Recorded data
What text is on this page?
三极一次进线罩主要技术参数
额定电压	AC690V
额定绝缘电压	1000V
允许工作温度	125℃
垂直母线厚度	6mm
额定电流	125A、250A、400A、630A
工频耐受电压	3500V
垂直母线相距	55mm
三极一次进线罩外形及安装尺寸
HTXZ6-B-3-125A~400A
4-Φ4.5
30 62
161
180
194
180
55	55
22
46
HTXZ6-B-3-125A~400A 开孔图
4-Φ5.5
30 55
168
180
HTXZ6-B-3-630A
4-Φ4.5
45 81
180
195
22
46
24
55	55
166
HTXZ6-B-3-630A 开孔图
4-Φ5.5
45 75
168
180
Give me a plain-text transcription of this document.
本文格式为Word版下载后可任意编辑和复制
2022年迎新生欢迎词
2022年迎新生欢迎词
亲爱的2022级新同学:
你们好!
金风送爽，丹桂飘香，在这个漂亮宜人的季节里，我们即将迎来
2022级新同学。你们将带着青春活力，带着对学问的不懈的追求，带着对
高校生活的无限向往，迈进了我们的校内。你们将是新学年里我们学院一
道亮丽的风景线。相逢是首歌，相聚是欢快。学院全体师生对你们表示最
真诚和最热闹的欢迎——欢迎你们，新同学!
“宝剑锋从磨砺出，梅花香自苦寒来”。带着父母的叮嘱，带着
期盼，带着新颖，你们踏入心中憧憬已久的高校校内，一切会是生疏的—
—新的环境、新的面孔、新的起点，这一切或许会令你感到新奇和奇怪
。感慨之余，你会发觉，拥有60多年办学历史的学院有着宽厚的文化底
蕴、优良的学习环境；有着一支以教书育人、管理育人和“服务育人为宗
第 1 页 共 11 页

● Task to complete: Transcribe every record above exactly as it appears.

● Exercise result:
What text is on this page?
三极一次进线罩主要技术参数
额定电压	AC690V
额定绝缘电压	1000V
允许工作温度	125℃
垂直母线厚度	6mm
额定电流	125A、250A、400A、630A
工频耐受电压	3500V
垂直母线相距	55mm
三极一次进线罩外形及安装尺寸
HTXZ6-B-3-125A~400A
4-Φ4.5
30 62
161
180
194
180
55	55
22
46
HTXZ6-B-3-125A~400A 开孔图
4-Φ5.5
30 55
168
180
HTXZ6-B-3-630A
4-Φ4.5
45 81
180
195
22
46
24
55	55
166
HTXZ6-B-3-630A 开孔图
4-Φ5.5
45 75
168
180
Give me a plain-text transcription of this document.
本文格式为Word版下载后可任意编辑和复制
2022年迎新生欢迎词
2022年迎新生欢迎词
亲爱的2022级新同学:
你们好!
金风送爽，丹桂飘香，在这个漂亮宜人的季节里，我们即将迎来
2022级新同学。你们将带着青春活力，带着对学问的不懈的追求，带着对
高校生活的无限向往，迈进了我们的校内。你们将是新学年里我们学院一
道亮丽的风景线。相逢是首歌，相聚是欢快。学院全体师生对你们表示最
真诚和最热闹的欢迎——欢迎你们，新同学!
“宝剑锋从磨砺出，梅花香自苦寒来”。带着父母的叮嘱，带着
期盼，带着新颖，你们踏入心中憧憬已久的高校校内，一切会是生疏的—
—新的环境、新的面孔、新的起点，这一切或许会令你感到新奇和奇怪
。感慨之余，你会发觉，拥有60多年办学历史的学院有着宽厚的文化底
蕴、优良的学习环境；有着一支以教书育人、管理育人和“服务育人为宗
第 1 页 共 11 页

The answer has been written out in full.